▸ **WHAT IS ASKED**
From the records below, copy every line that contains the word "pedal".

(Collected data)

--- start ---

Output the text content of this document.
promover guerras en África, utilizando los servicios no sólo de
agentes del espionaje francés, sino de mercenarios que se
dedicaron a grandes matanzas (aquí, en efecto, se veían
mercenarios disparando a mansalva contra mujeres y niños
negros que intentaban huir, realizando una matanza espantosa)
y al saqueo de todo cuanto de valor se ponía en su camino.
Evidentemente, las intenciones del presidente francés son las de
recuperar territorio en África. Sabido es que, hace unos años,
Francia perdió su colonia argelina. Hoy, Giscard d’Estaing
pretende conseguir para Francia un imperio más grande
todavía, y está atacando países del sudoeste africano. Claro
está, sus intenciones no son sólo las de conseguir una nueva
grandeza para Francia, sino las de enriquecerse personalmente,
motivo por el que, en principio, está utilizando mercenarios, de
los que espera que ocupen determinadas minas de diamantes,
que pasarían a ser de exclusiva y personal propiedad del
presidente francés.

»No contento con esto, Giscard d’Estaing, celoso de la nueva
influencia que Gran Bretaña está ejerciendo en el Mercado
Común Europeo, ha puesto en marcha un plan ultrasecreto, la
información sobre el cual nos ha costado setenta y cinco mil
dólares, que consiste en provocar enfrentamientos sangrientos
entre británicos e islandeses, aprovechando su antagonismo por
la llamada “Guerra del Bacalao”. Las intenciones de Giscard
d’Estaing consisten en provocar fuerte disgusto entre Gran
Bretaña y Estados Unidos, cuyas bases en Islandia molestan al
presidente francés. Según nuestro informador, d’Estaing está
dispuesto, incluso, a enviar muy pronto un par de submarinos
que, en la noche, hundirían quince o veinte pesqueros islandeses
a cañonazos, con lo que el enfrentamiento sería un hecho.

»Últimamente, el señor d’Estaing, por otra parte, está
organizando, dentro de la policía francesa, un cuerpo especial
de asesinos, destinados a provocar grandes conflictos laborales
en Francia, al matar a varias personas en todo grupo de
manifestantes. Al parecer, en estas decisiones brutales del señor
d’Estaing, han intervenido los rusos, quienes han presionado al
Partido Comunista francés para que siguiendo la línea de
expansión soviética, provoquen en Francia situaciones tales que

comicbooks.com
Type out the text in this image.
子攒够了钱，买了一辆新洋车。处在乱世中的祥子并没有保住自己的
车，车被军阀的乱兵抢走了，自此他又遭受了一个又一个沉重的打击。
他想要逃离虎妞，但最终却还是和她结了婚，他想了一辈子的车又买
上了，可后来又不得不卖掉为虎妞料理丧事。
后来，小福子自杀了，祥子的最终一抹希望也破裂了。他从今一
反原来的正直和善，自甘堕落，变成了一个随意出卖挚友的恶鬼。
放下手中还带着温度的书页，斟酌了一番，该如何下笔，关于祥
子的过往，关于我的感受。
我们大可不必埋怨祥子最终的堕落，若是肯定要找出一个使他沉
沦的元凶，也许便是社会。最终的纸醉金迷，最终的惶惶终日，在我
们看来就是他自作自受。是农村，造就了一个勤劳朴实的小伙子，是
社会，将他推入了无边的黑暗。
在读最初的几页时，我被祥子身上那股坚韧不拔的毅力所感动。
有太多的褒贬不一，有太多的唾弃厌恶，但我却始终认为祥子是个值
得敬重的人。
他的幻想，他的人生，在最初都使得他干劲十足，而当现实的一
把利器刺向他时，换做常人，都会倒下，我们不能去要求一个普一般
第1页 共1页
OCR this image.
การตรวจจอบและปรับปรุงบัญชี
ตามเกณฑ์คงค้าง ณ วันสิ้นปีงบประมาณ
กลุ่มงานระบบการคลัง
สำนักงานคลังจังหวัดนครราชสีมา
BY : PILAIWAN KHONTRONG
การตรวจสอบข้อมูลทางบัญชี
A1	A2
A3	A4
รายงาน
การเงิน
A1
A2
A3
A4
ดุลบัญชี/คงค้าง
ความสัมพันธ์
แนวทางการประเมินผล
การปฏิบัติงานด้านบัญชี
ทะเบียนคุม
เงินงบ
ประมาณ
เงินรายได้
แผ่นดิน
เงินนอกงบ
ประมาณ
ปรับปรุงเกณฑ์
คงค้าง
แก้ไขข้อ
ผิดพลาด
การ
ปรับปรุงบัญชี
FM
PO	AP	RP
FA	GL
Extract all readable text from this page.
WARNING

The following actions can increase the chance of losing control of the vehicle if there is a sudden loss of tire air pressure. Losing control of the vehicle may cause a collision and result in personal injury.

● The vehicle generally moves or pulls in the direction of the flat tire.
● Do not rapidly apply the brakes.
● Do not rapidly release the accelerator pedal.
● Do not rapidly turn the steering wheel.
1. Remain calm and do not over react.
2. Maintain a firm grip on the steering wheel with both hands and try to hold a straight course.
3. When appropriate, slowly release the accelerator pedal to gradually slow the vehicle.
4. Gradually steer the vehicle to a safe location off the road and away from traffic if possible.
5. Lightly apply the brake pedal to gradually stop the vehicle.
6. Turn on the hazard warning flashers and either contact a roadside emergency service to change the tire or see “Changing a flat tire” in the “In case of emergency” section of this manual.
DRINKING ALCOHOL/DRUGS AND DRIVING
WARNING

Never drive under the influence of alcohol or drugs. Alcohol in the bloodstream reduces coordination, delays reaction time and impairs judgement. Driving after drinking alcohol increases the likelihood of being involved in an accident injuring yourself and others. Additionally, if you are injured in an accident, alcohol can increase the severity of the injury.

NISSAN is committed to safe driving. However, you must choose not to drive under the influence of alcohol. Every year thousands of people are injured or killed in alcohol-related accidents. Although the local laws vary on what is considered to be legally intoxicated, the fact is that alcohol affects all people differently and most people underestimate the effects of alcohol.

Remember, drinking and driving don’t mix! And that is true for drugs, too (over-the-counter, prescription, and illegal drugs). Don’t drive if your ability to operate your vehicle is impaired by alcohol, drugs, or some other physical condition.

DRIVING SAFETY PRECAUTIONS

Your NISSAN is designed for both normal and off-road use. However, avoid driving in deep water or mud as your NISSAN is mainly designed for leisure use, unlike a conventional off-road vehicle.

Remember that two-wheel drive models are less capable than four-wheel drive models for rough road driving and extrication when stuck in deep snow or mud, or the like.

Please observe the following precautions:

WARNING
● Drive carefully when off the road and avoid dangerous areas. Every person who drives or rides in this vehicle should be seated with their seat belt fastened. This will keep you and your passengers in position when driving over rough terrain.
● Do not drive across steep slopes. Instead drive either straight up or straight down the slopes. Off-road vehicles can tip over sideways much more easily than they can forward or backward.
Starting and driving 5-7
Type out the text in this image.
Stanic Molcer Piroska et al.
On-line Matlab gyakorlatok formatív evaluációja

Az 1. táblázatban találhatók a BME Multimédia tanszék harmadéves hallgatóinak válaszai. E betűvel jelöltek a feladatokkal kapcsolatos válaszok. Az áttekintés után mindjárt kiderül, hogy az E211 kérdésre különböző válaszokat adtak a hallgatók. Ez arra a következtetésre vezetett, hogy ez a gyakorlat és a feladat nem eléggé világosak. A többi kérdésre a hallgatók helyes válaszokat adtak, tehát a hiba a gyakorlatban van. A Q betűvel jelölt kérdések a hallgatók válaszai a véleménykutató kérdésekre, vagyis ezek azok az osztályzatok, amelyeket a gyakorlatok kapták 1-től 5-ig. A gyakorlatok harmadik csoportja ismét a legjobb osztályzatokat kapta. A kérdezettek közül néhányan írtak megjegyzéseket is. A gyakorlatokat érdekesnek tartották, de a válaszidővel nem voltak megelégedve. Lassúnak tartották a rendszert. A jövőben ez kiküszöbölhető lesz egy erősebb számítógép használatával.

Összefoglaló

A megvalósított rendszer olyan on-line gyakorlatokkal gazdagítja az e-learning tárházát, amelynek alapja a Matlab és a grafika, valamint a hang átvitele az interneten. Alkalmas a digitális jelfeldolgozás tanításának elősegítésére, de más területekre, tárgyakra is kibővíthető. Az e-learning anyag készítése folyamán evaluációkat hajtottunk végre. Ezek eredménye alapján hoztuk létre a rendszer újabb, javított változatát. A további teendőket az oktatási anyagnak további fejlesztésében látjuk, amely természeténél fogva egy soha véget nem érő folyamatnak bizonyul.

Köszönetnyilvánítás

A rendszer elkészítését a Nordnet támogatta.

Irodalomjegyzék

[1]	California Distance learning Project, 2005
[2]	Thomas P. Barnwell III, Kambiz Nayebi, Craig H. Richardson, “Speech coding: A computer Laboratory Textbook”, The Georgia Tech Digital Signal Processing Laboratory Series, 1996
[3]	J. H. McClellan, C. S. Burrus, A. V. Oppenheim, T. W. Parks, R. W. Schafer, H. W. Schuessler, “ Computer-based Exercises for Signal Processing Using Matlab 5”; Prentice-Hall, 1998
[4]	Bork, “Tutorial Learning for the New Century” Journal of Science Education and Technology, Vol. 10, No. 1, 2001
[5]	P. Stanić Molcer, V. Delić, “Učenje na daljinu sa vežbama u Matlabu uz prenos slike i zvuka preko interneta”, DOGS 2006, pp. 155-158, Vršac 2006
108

--- end ---

▸ **RIGHT ANSWER**
● Do not rapidly release the accelerator pedal.
3. When appropriate, slowly release the accelerator pedal to gradually slow the vehicle.
5. Lightly apply the brake pedal to gradually stop the vehicle.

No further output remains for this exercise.